• **What to work on**:
- 1) In the interview with Darüşşafaka coach David Blatt, which competition does the team play in this season instead of the EuroLeague?
- 2) Extend the interview with Darüşşafaka coach David Blatt, picking up after its final sentence.
Text provided START
Interview: Onur Coşkun
Darüşşafaka coach David Blatt gave an exclusive interview to TrendBasket on the media day of the team. You can find his sincere answers to our questions below.
How was the preparation period so far?
We have, much like the last year, had an excellent preparation so far. Guys came in on time, in shape, hungry and ambitious. I’m very happy with the progress we made since the beginning of the training period. We are a new, young, relavitely inexperienced team and it will take time for this team to grow into everything I expect that we can be. But the work that has been done up to this point has been outstanding. We have a lot to look forward to.
So you’re happy with the team, in general…
So far so good. Thank goodness we stayed relatvely healthy. [There were] only minor problems but nothing serious. We’ve done well in our practices and preparation games. I think we’re building a good group.
This season will be a little bit different for you than last season. You will be playing in EuroCup. How do these changes affect you and the club?
There’s a lot of affect to it, honestly. This was not the expectation that I had coming in. Things happened and didn’t work out for us. We couldn’t stay in the EuroLeague, even though we had a good season as a team and an organization. We were a quality team and quality program but the reality is we didn’t stay in the EuroLeague, our budget has changed significantly, we will be participating, once again, in a very strong Turkish League and what is now looking like the best EuroCup competition that has come along in history. Once you know what you’re dealing with and what you gotta do to put everything else behind you and focus on the task at hand, you go about being the best team that you can be. We built a good, young team and we do have many, many steps we have to take to be in the highest level but we got great guys, good character, motivation and willingness to learn. I think we need this in order to develop into a top level teamand that’s what we hope to be.
Text provided END
Material provided START
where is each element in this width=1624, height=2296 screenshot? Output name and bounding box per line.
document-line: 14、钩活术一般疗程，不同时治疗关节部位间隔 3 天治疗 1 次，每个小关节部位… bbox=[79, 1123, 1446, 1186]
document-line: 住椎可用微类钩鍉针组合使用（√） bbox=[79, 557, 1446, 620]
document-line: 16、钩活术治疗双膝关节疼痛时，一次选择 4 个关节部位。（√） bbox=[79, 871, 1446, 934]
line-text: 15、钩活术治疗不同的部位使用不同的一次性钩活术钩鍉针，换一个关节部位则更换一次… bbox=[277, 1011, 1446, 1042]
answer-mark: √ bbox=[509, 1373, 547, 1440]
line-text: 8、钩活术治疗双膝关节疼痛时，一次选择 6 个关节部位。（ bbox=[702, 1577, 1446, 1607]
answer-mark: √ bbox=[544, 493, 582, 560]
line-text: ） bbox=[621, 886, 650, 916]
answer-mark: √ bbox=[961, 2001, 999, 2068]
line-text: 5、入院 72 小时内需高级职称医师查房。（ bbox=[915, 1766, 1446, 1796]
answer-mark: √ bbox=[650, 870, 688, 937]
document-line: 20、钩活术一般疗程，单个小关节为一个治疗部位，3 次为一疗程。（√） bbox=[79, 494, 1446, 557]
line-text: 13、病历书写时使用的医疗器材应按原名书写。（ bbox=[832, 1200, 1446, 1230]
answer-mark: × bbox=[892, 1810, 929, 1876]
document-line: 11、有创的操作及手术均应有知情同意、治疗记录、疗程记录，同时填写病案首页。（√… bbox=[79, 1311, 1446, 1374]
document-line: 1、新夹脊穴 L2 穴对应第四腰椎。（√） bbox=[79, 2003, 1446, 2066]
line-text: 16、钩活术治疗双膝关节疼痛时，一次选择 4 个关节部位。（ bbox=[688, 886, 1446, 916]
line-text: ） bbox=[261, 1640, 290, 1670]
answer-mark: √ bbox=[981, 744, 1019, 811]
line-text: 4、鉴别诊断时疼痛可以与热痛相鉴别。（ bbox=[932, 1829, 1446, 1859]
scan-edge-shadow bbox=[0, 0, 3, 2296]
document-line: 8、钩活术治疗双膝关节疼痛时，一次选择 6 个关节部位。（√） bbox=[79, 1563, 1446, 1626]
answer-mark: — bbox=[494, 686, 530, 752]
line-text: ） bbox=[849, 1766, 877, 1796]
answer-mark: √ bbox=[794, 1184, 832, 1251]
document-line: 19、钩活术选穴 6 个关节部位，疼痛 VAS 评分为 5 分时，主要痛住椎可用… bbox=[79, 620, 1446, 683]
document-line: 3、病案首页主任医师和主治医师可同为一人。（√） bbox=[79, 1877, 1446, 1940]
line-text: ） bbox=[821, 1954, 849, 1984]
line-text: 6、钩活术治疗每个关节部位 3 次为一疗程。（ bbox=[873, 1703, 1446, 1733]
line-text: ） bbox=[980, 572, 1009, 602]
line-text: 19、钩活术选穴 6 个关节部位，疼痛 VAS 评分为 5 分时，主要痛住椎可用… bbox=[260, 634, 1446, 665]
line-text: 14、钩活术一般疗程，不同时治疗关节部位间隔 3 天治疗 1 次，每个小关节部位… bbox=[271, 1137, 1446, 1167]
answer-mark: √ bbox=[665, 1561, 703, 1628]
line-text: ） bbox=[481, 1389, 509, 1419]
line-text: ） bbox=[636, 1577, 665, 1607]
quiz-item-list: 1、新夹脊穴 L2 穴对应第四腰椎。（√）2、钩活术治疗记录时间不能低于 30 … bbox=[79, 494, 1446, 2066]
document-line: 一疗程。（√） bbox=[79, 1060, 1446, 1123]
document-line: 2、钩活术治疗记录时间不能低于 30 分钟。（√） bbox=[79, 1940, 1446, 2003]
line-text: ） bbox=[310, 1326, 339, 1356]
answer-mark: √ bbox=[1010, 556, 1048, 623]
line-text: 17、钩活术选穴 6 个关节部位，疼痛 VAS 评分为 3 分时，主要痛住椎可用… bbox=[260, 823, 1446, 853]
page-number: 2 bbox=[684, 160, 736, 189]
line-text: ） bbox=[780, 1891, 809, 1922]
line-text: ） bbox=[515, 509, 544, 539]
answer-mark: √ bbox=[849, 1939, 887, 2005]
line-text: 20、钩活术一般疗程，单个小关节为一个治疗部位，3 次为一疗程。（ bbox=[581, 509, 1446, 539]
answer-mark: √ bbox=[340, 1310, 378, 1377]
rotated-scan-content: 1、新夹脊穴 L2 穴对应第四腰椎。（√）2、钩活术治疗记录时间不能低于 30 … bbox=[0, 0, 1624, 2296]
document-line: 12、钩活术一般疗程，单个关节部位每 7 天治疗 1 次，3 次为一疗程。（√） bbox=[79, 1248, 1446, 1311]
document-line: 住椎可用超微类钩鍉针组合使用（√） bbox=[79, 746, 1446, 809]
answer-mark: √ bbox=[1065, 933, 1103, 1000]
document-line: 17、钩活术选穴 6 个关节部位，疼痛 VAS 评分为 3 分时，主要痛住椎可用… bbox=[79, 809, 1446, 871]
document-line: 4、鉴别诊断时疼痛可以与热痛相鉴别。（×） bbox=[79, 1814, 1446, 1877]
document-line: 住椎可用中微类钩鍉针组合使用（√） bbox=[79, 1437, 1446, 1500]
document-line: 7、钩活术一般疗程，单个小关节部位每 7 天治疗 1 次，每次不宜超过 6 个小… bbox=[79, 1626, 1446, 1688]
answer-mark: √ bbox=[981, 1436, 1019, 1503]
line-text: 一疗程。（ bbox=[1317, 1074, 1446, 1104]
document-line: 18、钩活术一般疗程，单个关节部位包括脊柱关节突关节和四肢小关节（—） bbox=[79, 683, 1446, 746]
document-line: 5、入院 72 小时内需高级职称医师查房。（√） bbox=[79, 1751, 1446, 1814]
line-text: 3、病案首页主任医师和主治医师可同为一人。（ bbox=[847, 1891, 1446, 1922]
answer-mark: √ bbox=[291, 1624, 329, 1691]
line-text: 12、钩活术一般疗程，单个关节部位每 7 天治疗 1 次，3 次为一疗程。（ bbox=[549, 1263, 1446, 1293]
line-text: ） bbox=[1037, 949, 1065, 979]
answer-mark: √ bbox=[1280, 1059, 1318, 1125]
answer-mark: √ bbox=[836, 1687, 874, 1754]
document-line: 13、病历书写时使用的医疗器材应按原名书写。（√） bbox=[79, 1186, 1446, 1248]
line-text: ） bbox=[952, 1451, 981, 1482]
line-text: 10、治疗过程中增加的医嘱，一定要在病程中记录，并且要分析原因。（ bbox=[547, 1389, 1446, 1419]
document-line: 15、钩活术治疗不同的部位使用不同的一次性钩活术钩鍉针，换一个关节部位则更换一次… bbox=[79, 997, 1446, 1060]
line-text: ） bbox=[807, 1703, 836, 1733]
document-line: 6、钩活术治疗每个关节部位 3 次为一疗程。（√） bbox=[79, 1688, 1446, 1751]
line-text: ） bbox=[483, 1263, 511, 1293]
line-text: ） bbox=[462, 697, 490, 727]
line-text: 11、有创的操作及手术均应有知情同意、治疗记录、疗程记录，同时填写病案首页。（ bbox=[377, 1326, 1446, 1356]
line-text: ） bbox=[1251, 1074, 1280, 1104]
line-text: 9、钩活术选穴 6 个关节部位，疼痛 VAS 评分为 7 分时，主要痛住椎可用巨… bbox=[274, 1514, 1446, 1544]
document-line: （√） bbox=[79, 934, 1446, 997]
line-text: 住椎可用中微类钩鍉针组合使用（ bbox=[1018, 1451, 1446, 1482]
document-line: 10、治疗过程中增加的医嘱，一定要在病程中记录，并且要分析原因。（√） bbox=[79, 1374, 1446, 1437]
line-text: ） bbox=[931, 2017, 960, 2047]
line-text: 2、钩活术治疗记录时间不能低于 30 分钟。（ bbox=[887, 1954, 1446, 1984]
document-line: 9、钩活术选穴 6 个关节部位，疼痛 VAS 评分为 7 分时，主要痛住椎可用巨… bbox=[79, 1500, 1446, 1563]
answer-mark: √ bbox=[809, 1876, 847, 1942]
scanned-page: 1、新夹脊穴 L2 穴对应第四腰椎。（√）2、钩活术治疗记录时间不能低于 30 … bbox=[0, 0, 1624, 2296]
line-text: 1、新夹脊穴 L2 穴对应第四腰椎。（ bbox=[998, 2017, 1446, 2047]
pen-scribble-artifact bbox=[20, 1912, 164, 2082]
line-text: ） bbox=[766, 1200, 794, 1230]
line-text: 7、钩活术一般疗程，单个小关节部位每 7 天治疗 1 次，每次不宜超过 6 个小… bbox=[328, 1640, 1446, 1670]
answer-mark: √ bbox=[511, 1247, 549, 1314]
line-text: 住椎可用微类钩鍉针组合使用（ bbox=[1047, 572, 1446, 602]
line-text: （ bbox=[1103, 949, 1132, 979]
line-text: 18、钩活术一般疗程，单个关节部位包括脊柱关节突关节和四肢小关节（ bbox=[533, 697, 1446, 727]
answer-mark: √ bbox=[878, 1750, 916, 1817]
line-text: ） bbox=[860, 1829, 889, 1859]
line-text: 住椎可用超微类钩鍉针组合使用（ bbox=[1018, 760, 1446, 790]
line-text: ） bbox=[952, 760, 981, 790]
Material provided END
• **Results of the tasks**:
- 1) The EuroCup.

- 2)
How did you feel at the very moment when you found out that you won’t be playing in the EuroLeague?
I was very sad on a number of different levels: First, it was my expectation that we would be in the EuroLeague. That’s why I originally came to the organization. But I’ve been working with wonderful people, who have treated me very well and very fairly. They have allowed me professionally run my part of the business in the way I see that it needs to be run. I’m happy here. Despite the fact that there were opportunities to go different places, I ultimately decided that I want to stay for one more year. Next year, I’ll be free to decide on whether I wanna find my way back in the NBA or to some other possibilities that exist. I’ll have the freedom to do that at the end of this year.
In the preparation games, it became evident that your players like up-tempo basketball. Did you want to create a team that plays like that?
We did have in mind to find players who were more in the beginning of their career, rather than in the end of it, while building the team. We tried to take younger, more athletic, more active, more exciting type of players; find guys we felt like we could mold into a style and a system that suits their skills and our needs. We’ll be a team that is competitive and hard to play against.
What can you say about FIBA’s new schedule?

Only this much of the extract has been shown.